- [REQUIREMENTS] Copy out all lines that hold "Sarah".

───── SOURCE MATERIAL ─────

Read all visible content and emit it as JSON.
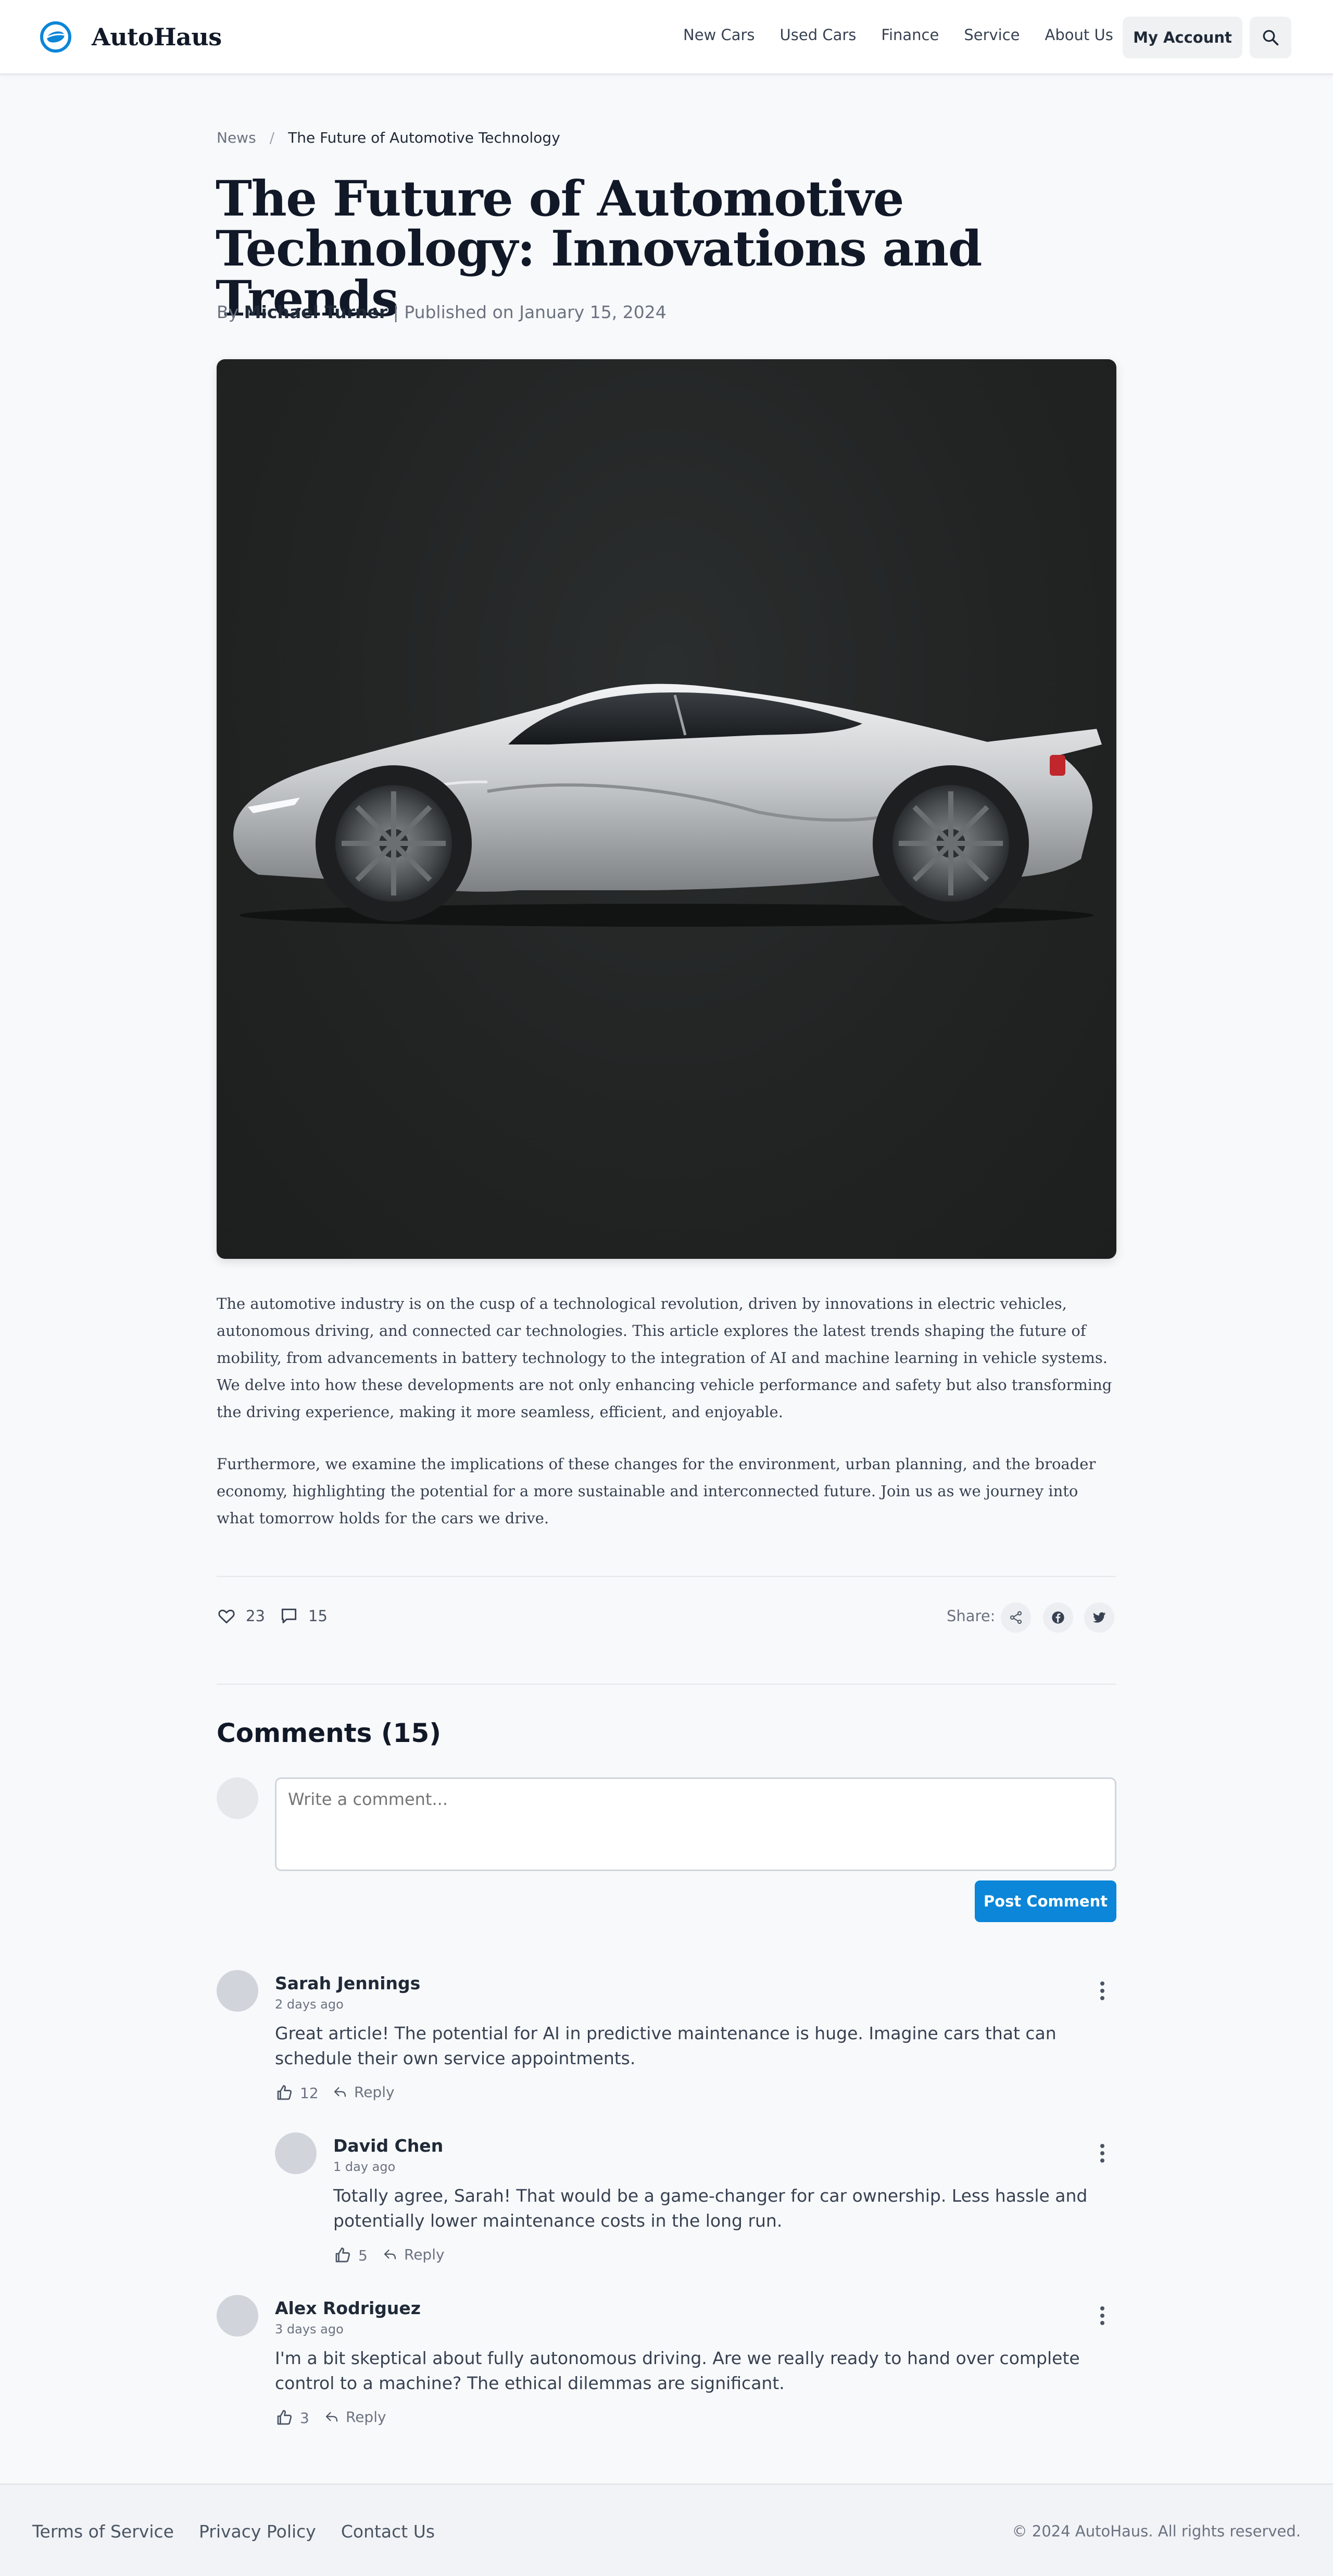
{
  "header": {
    "brand": "AutoHaus",
    "nav": [
      "New Cars",
      "Used Cars",
      "Finance",
      "Service",
      "About Us"
    ],
    "account_label": "My Account",
    "accent_color": "#0b86d8"
  },
  "breadcrumb": {
    "section": "News",
    "separator": "/",
    "current": "The Future of Automotive Technology"
  },
  "article": {
    "title": "The Future of Automotive Technology: Innovations and Trends",
    "by_prefix": "By",
    "author": "Michael Turner",
    "published": "| Published on January 15, 2024",
    "hero_image": "silver sports car on dark background",
    "paragraphs": [
      "The automotive industry is on the cusp of a technological revolution, driven by innovations in electric vehicles, autonomous driving, and connected car technologies. This article explores the latest trends shaping the future of mobility, from advancements in battery technology to the integration of AI and machine learning in vehicle systems. We delve into how these developments are not only enhancing vehicle performance and safety but also transforming the driving experience, making it more seamless, efficient, and enjoyable.",
      "Furthermore, we examine the implications of these changes for the environment, urban planning, and the broader economy, highlighting the potential for a more sustainable and interconnected future. Join us as we journey into what tomorrow holds for the cars we drive."
    ],
    "likes": "23",
    "comment_count": "15",
    "share_label": "Share:"
  },
  "comments": {
    "heading": "Comments (15)",
    "placeholder": "Write a comment...",
    "post_label": "Post Comment",
    "reply_label": "Reply",
    "items": [
      {
        "name": "Sarah Jennings",
        "time": "2 days ago",
        "text": "Great article! The potential for AI in predictive maintenance is huge. Imagine cars that can schedule their own service appointments.",
        "likes": "12"
      },
      {
        "name": "David Chen",
        "time": "1 day ago",
        "text": "Totally agree, Sarah! That would be a game-changer for car ownership. Less hassle and potentially lower maintenance costs in the long run.",
        "likes": "5"
      },
      {
        "name": "Alex Rodriguez",
        "time": "3 days ago",
        "text": "I'm a bit skeptical about fully autonomous driving. Are we really ready to hand over complete control to a machine? The ethical dilemmas are significant.",
        "likes": "3"
      }
    ]
  },
  "footer": {
    "links": [
      "Terms of Service",
      "Privacy Policy",
      "Contact Us"
    ],
    "copyright": "© 2024 AutoHaus. All rights reserved."
  }
}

─────

- [ANSWER FOR THE TASK]
        "name": "Sarah Jennings",
        "text": "Totally agree, Sarah! That would be a game-changer for car ownership. Less hassle and potentially lower maintenance costs in the long run.",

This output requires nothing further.